EXERCISE DESCRIPTION >>
Return all lines where the word "ratio" can be found.

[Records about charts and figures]
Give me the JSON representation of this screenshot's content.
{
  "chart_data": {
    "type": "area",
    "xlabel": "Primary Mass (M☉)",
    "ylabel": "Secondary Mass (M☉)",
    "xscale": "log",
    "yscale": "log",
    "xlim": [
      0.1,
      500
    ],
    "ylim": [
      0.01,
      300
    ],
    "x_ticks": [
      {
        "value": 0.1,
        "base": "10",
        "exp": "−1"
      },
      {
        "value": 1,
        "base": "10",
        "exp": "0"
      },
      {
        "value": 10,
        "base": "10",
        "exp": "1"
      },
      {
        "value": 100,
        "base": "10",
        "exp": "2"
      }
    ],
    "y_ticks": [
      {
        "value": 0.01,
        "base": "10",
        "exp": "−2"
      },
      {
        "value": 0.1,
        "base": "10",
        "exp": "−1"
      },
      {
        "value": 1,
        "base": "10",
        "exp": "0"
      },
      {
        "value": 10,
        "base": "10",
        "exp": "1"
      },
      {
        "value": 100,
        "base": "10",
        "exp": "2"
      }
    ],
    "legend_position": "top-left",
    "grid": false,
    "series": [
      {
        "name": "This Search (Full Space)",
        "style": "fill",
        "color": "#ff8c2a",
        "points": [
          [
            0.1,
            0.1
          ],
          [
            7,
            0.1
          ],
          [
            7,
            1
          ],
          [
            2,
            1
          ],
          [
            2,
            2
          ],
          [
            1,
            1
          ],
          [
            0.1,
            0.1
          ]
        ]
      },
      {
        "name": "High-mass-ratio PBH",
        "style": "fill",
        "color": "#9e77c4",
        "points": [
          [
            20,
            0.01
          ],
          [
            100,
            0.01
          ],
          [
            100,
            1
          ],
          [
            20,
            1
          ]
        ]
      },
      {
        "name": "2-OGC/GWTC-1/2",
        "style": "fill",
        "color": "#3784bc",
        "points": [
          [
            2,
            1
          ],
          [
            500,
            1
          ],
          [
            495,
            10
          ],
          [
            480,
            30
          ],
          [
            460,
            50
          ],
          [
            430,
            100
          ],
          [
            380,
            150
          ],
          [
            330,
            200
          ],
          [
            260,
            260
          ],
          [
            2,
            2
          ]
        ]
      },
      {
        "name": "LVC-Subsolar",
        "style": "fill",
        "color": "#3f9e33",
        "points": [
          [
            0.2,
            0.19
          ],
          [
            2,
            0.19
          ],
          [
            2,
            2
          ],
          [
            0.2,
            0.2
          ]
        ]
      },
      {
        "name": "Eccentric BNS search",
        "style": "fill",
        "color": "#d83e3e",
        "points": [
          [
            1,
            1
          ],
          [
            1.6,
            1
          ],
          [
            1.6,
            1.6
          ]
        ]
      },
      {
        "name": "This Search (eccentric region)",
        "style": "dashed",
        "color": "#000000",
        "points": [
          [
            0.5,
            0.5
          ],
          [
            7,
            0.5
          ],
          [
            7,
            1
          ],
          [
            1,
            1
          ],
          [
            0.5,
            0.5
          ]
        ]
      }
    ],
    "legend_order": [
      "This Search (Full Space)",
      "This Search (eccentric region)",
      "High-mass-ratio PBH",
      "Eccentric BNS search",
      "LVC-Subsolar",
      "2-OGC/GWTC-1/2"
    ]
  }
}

SOLUTION TO THE EXERCISE >>
        "name": "High-mass-ratio PBH",
      "High-mass-ratio PBH",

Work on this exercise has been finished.